**Problem to solve:** Reproduce the listing below without changes, except that pictures are left out.

(Source data)
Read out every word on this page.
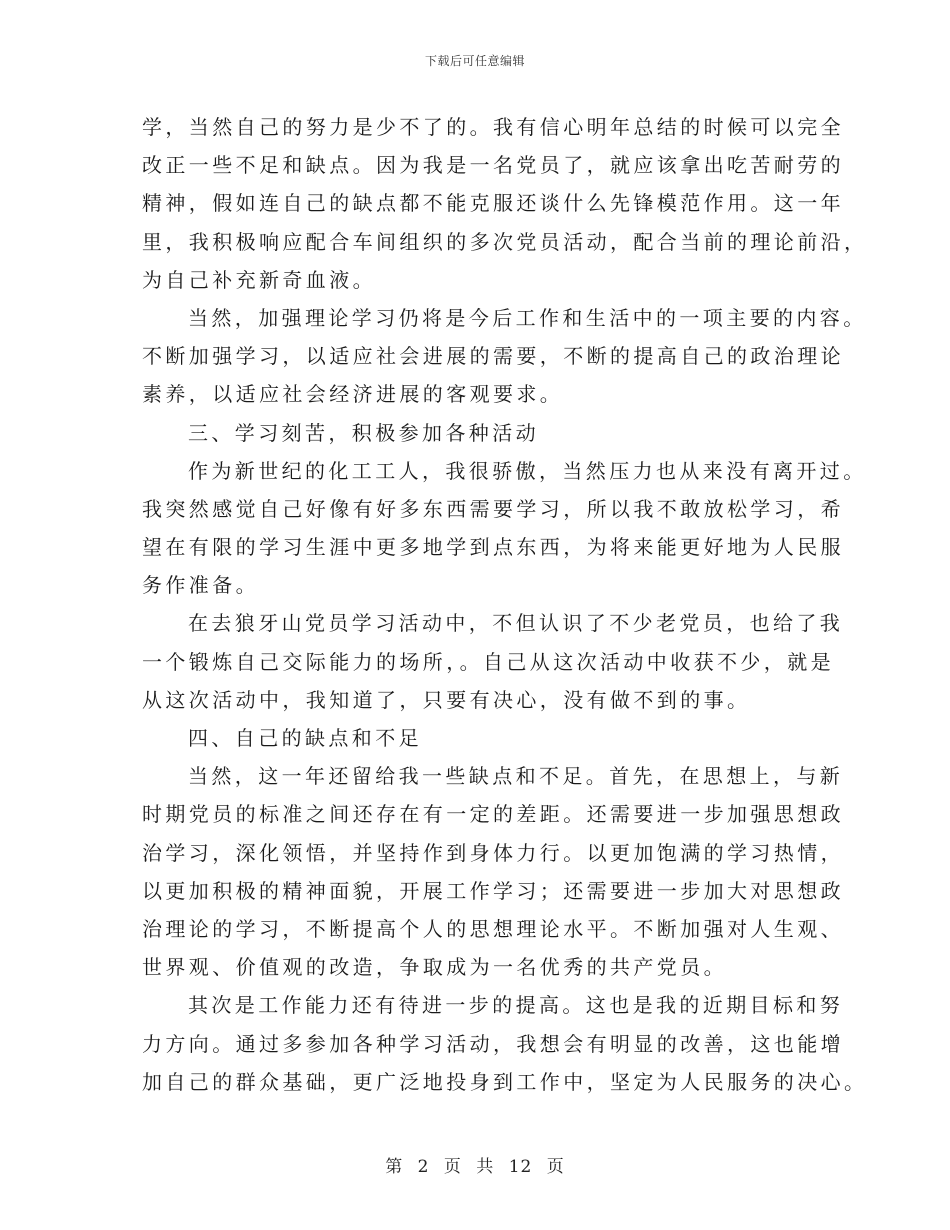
下载后可任意编辑
学，当然自己的努力是少不了的。我有信心明年总结的时候可以完全
改正一些不足和缺点。因为我是一名党员了，就应该拿出吃苦耐劳的
精神，假如连自己的缺点都不能克服还谈什么先锋模范作用。这一年
里，我积极响应配合车间组织的多次党员活动，配合当前的理论前沿，
为自己补充新奇血液。
当然，加强理论学习仍将是今后工作和生活中的一项主要的内容。
不断加强学习，以适应社会进展的需要，不断的提高自己的政治理论
素养，以适应社会经济进展的客观要求。
三、学习刻苦，积极参加各种活动
作为新世纪的化工工人，我很骄傲，当然压力也从来没有离开过。
我突然感觉自己好像有好多东西需要学习，所以我不敢放松学习，希
望在有限的学习生涯中更多地学到点东西，为将来能更好地为人民服
务作准备。
在去狼牙山党员学习活动中，不但认识了不少老党员，也给了我
一个锻炼自己交际能力的场所，。自己从这次活动中收获不少，就是
从这次活动中，我知道了，只要有决心，没有做不到的事。
四、自己的缺点和不足
当然，这一年还留给我一些缺点和不足。首先，在思想上，与新
时期党员的标准之间还存在有一定的差距。还需要进一步加强思想政
治学习，深化领悟，并坚持作到身体力行。以更加饱满的学习热情，
以更加积极的精神面貌，开展工作学习；还需要进一步加大对思想政
治理论的学习，不断提高个人的思想理论水平。不断加强对人生观、
世界观、价值观的改造，争取成为一名优秀的共产党员。
其次是工作能力还有待进一步的提高。这也是我的近期目标和努
力方向。通过多参加各种学习活动，我想会有明显的改善，这也能增
加自己的群众基础，更广泛地投身到工作中，坚定为人民服务的决心。
第 2 页 共 12 页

**Solved problem:**
Read out every word on this page.
下载后可任意编辑
学，当然自己的努力是少不了的。我有信心明年总结的时候可以完全
改正一些不足和缺点。因为我是一名党员了，就应该拿出吃苦耐劳的
精神，假如连自己的缺点都不能克服还谈什么先锋模范作用。这一年
里，我积极响应配合车间组织的多次党员活动，配合当前的理论前沿，
为自己补充新奇血液。
当然，加强理论学习仍将是今后工作和生活中的一项主要的内容。
不断加强学习，以适应社会进展的需要，不断的提高自己的政治理论
素养，以适应社会经济进展的客观要求。
三、学习刻苦，积极参加各种活动
作为新世纪的化工工人，我很骄傲，当然压力也从来没有离开过。
我突然感觉自己好像有好多东西需要学习，所以我不敢放松学习，希
望在有限的学习生涯中更多地学到点东西，为将来能更好地为人民服
务作准备。
在去狼牙山党员学习活动中，不但认识了不少老党员，也给了我
一个锻炼自己交际能力的场所，。自己从这次活动中收获不少，就是
从这次活动中，我知道了，只要有决心，没有做不到的事。
四、自己的缺点和不足
当然，这一年还留给我一些缺点和不足。首先，在思想上，与新
时期党员的标准之间还存在有一定的差距。还需要进一步加强思想政
治学习，深化领悟，并坚持作到身体力行。以更加饱满的学习热情，
以更加积极的精神面貌，开展工作学习；还需要进一步加大对思想政
治理论的学习，不断提高个人的思想理论水平。不断加强对人生观、
世界观、价值观的改造，争取成为一名优秀的共产党员。
其次是工作能力还有待进一步的提高。这也是我的近期目标和努
力方向。通过多参加各种学习活动，我想会有明显的改善，这也能增
加自己的群众基础，更广泛地投身到工作中，坚定为人民服务的决心。
第 2 页 共 12 页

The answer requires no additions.